Extracted data entries
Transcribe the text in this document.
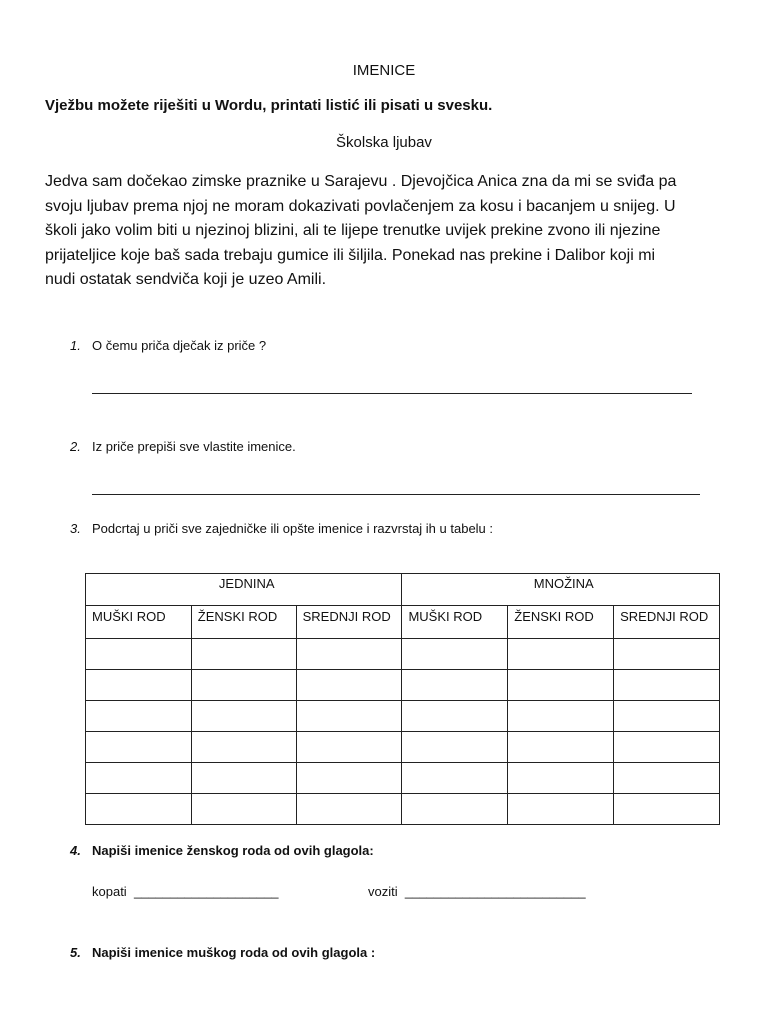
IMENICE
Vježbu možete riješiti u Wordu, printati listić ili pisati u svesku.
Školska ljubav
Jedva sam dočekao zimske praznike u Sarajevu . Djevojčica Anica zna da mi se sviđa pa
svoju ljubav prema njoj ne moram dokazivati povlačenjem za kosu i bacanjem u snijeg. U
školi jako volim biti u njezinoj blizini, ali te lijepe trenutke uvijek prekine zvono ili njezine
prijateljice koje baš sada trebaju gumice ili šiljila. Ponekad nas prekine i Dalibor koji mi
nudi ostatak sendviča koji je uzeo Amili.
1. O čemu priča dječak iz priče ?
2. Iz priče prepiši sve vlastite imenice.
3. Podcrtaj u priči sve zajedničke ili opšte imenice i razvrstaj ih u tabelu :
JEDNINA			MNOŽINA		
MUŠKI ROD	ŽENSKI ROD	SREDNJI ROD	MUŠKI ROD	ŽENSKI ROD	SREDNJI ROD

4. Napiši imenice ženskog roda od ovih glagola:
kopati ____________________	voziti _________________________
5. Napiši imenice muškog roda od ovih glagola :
--
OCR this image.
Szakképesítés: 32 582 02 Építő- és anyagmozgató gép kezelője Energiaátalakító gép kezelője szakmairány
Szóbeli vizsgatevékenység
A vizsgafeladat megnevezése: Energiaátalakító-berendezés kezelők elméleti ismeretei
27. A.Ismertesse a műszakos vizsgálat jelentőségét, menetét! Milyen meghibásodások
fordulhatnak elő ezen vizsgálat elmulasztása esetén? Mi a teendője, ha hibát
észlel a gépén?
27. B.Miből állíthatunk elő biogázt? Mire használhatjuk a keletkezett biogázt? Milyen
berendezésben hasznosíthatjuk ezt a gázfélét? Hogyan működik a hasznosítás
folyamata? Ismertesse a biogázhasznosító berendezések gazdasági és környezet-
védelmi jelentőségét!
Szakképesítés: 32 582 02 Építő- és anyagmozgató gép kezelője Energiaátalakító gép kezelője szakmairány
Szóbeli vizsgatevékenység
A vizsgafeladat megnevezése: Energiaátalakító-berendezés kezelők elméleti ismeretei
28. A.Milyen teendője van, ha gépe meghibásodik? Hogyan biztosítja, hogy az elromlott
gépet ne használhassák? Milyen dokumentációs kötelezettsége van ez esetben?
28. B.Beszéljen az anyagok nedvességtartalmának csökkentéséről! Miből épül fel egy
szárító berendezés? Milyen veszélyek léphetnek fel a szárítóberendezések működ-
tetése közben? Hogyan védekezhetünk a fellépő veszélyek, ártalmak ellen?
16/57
==
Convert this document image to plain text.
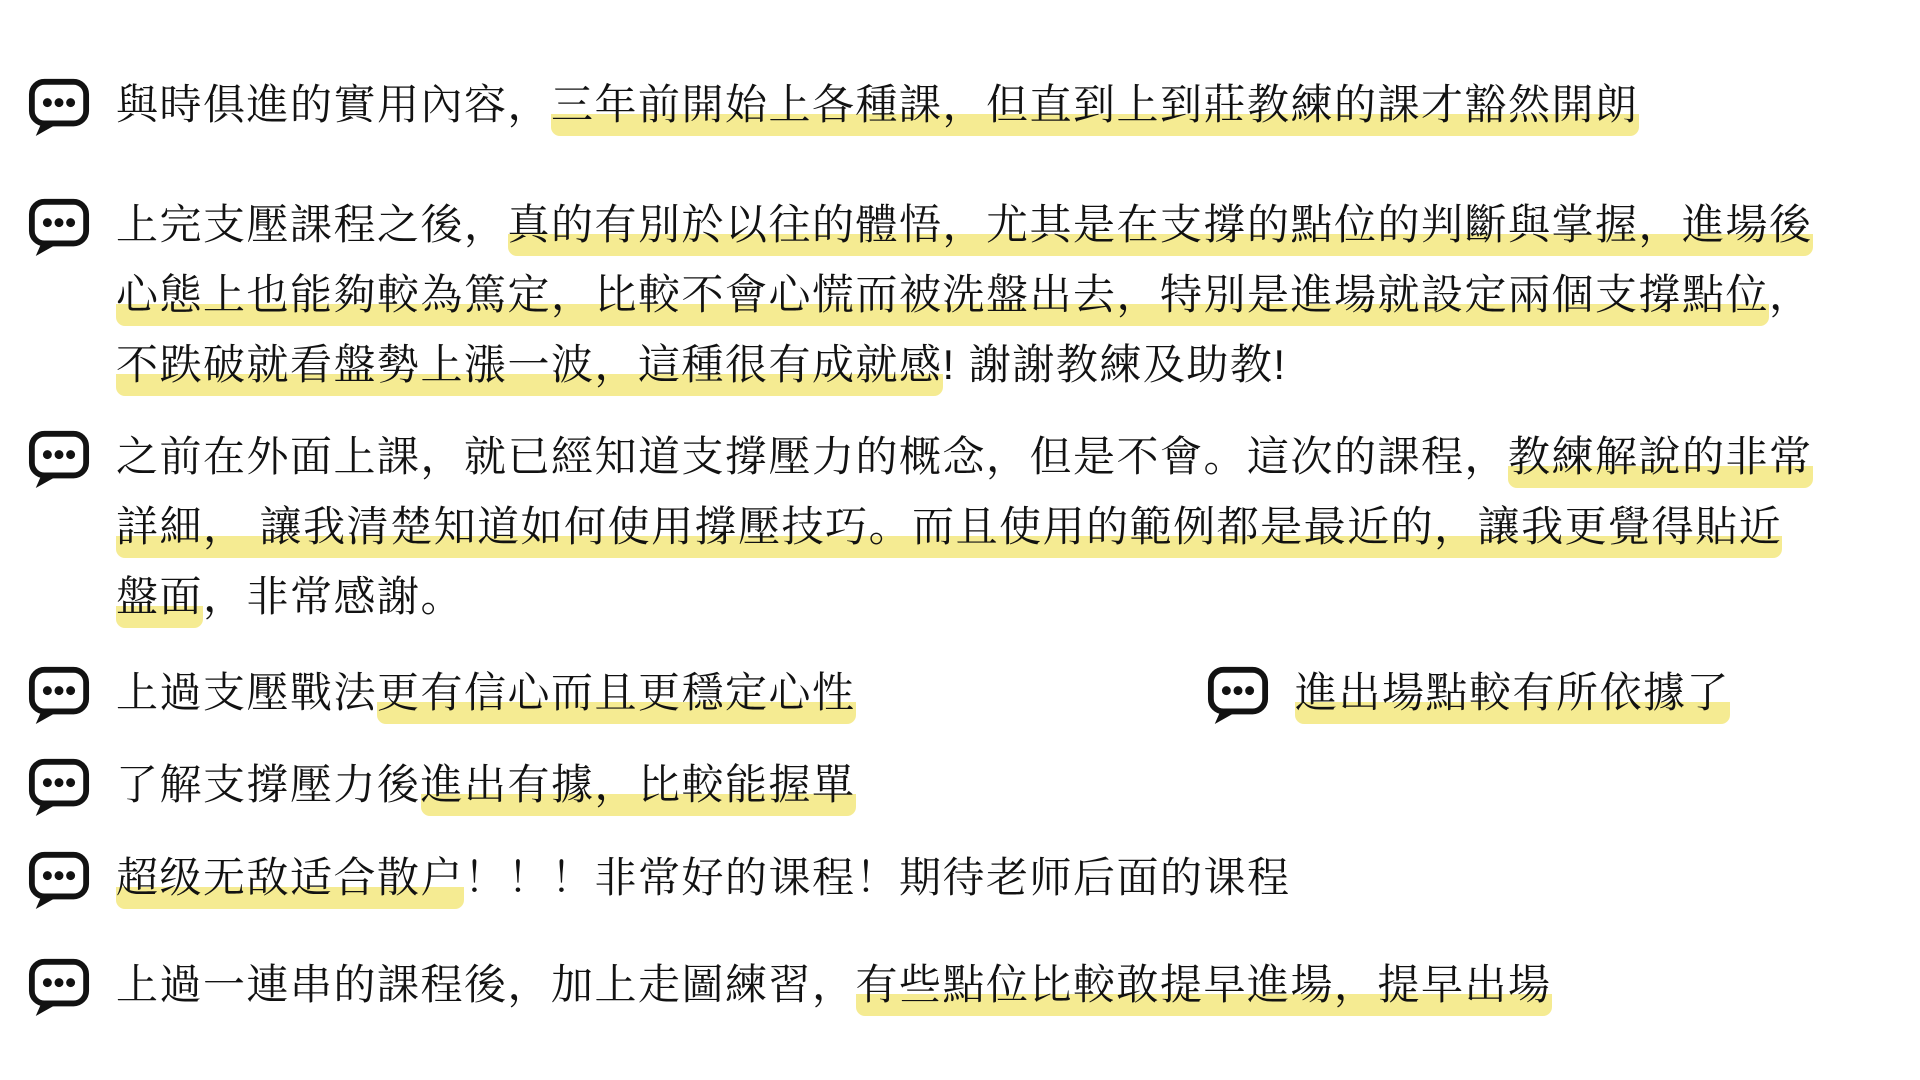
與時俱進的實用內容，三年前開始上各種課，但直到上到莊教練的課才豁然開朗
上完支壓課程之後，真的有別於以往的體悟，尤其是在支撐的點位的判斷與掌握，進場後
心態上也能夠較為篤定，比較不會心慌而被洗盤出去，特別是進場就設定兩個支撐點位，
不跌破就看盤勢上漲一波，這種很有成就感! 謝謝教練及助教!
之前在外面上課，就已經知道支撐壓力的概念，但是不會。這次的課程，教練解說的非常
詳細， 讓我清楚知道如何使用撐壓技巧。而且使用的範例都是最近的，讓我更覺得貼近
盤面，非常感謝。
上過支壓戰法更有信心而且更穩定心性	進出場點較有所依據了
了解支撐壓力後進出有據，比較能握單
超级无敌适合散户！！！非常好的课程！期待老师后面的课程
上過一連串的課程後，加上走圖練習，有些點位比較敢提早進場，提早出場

THE TASK:
Take every line from the records above that has the word "text" and copy it.

EXERCISE OUTPUT:
Transcribe the text in this document.
Convert this document image to plain text.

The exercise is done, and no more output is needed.